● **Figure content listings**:
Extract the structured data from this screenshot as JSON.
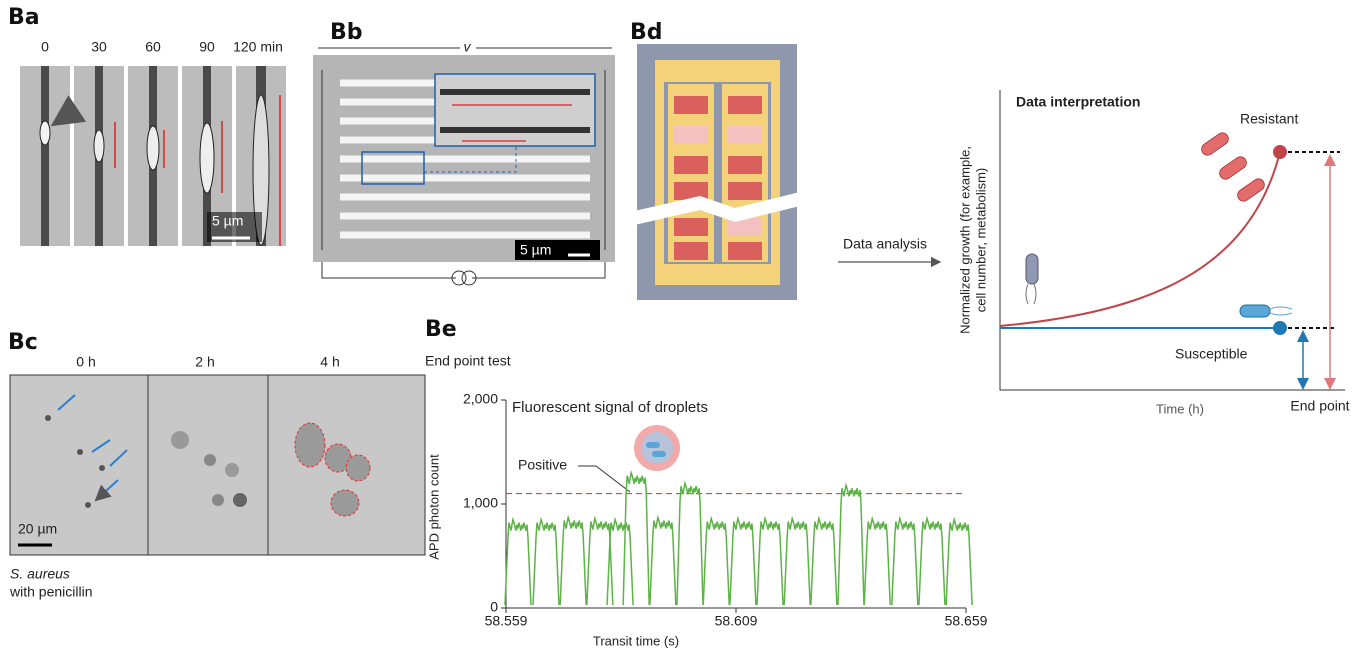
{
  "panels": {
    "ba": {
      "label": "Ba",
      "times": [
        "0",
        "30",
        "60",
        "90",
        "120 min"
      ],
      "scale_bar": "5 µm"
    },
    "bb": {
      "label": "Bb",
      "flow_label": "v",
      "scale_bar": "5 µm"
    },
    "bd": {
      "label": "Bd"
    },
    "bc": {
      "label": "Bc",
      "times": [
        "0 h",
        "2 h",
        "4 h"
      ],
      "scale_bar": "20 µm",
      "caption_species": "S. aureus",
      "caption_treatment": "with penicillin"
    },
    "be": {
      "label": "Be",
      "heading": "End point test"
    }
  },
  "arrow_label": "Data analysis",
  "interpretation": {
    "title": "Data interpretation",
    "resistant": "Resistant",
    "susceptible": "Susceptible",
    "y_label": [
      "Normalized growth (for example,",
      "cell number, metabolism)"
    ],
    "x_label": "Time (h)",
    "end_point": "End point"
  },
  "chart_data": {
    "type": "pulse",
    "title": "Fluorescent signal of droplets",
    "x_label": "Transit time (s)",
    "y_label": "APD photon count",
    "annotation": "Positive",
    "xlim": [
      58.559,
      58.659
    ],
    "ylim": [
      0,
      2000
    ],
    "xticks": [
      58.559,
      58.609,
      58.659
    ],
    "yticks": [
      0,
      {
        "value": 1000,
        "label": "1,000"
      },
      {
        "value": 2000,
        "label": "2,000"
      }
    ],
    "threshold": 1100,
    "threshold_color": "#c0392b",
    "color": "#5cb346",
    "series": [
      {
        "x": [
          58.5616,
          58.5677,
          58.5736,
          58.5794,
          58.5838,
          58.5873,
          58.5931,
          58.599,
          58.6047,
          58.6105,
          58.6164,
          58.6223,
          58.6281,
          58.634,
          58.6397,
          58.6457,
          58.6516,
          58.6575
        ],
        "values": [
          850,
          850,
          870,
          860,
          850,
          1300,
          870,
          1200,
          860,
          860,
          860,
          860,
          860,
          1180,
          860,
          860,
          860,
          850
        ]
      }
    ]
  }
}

● **Problem description**: Without the pictures, restate each entry exactly.

● **Answer to the problem**:
Extract the structured data from this screenshot as JSON.
{
  "panels": {
    "ba": {
      "label": "Ba",
      "times": [
        "0",
        "30",
        "60",
        "90",
        "120 min"
      ],
      "scale_bar": "5 µm"
    },
    "bb": {
      "label": "Bb",
      "flow_label": "v",
      "scale_bar": "5 µm"
    },
    "bd": {
      "label": "Bd"
    },
    "bc": {
      "label": "Bc",
      "times": [
        "0 h",
        "2 h",
        "4 h"
      ],
      "scale_bar": "20 µm",
      "caption_species": "S. aureus",
      "caption_treatment": "with penicillin"
    },
    "be": {
      "label": "Be",
      "heading": "End point test"
    }
  },
  "arrow_label": "Data analysis",
  "interpretation": {
    "title": "Data interpretation",
    "resistant": "Resistant",
    "susceptible": "Susceptible",
    "y_label": [
      "Normalized growth (for example,",
      "cell number, metabolism)"
    ],
    "x_label": "Time (h)",
    "end_point": "End point"
  },
  "chart_data": {
    "type": "pulse",
    "title": "Fluorescent signal of droplets",
    "x_label": "Transit time (s)",
    "y_label": "APD photon count",
    "annotation": "Positive",
    "xlim": [
      58.559,
      58.659
    ],
    "ylim": [
      0,
      2000
    ],
    "xticks": [
      58.559,
      58.609,
      58.659
    ],
    "yticks": [
      0,
      {
        "value": 1000,
        "label": "1,000"
      },
      {
        "value": 2000,
        "label": "2,000"
      }
    ],
    "threshold": 1100,
    "threshold_color": "#c0392b",
    "color": "#5cb346",
    "series": [
      {
        "x": [
          58.5616,
          58.5677,
          58.5736,
          58.5794,
          58.5838,
          58.5873,
          58.5931,
          58.599,
          58.6047,
          58.6105,
          58.6164,
          58.6223,
          58.6281,
          58.634,
          58.6397,
          58.6457,
          58.6516,
          58.6575
        ],
        "values": [
          850,
          850,
          870,
          860,
          850,
          1300,
          870,
          1200,
          860,
          860,
          860,
          860,
          860,
          1180,
          860,
          860,
          860,
          850
        ]
      }
    ]
  }
}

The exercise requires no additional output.